= Exercise requirements =
Word for word, copy all the data and drop the pictures.

--- start of Extracted information ---

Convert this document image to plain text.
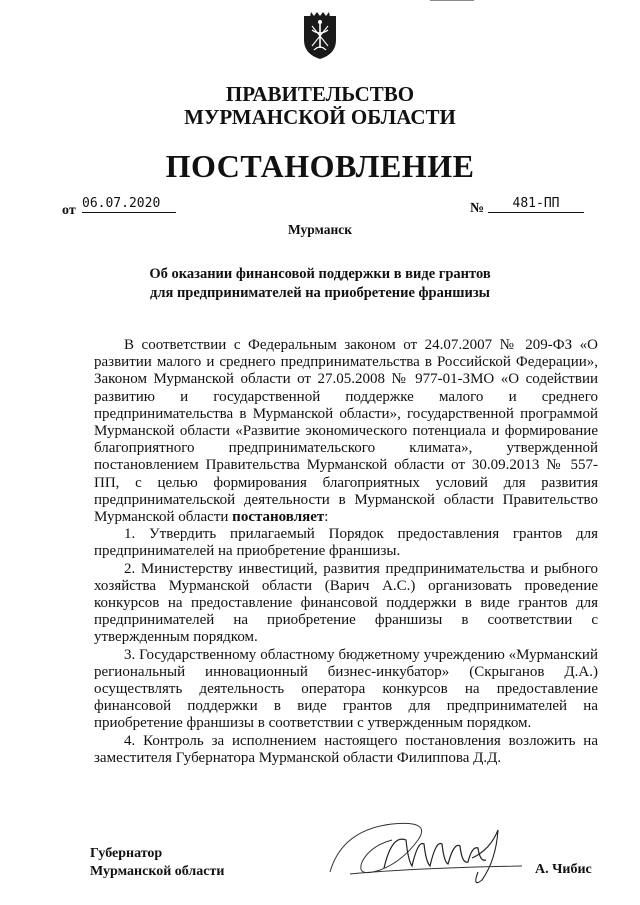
ПРАВИТЕЛЬСТВО
МУРМАНСКОЙ ОБЛАСТИ
ПОСТАНОВЛЕНИЕ
от 06.07.2020	№	481-ПП
Мурманск
Об оказании финансовой поддержки в виде грантов
для предпринимателей на приобретение франшизы

В соответствии с Федеральным законом от 24.07.2007 № 209-ФЗ «О развитии малого и среднего предпринимательства в Российской Федерации», Законом Мурманской области от 27.05.2008 № 977-01-ЗМО «О содействии развитию и государственной поддержке малого и среднего предпринимательства в Мурманской области», государственной программой Мурманской области «Развитие экономического потенциала и формирование благоприятного предпринимательского климата», утвержденной постановлением Правительства Мурманской области от 30.09.2013 № 557-ПП, с целью формирования благоприятных условий для развития предпринимательской деятельности в Мурманской области Правительство Мурманской области постановляет:

1. Утвердить прилагаемый Порядок предоставления грантов для предпринимателей на приобретение франшизы.

2. Министерству инвестиций, развития предпринимательства и рыбного хозяйства Мурманской области (Варич А.С.) организовать проведение конкурсов на предоставление финансовой поддержки в виде грантов для предпринимателей на приобретение франшизы в соответствии с утвержденным порядком.

3. Государственному областному бюджетному учреждению «Мурманский региональный инновационный бизнес-инкубатор» (Скрыганов Д.А.) осуществлять деятельность оператора конкурсов на предоставление финансовой поддержки в виде грантов для предпринимателей на приобретение франшизы в соответствии с утвержденным порядком.

4. Контроль за исполнением настоящего постановления возложить на заместителя Губернатора Мурманской области Филиппова Д.Д.

Губернатор
Мурманской области	А. Чибис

--- end of Extracted information ---

= Solution =
Convert this document image to plain text.
ПРАВИТЕЛЬСТВО
МУРМАНСКОЙ ОБЛАСТИ
ПОСТАНОВЛЕНИЕ
от 06.07.2020	№	481-ПП
Мурманск
Об оказании финансовой поддержки в виде грантов
для предпринимателей на приобретение франшизы

В соответствии с Федеральным законом от 24.07.2007 № 209-ФЗ «О развитии малого и среднего предпринимательства в Российской Федерации», Законом Мурманской области от 27.05.2008 № 977-01-ЗМО «О содействии развитию и государственной поддержке малого и среднего предпринимательства в Мурманской области», государственной программой Мурманской области «Развитие экономического потенциала и формирование благоприятного предпринимательского климата», утвержденной постановлением Правительства Мурманской области от 30.09.2013 № 557-ПП, с целью формирования благоприятных условий для развития предпринимательской деятельности в Мурманской области Правительство Мурманской области постановляет:

1. Утвердить прилагаемый Порядок предоставления грантов для предпринимателей на приобретение франшизы.

2. Министерству инвестиций, развития предпринимательства и рыбного хозяйства Мурманской области (Варич А.С.) организовать проведение конкурсов на предоставление финансовой поддержки в виде грантов для предпринимателей на приобретение франшизы в соответствии с утвержденным порядком.

3. Государственному областному бюджетному учреждению «Мурманский региональный инновационный бизнес-инкубатор» (Скрыганов Д.А.) осуществлять деятельность оператора конкурсов на предоставление финансовой поддержки в виде грантов для предпринимателей на приобретение франшизы в соответствии с утвержденным порядком.

4. Контроль за исполнением настоящего постановления возложить на заместителя Губернатора Мурманской области Филиппова Д.Д.

Губернатор
Мурманской области	А. Чибис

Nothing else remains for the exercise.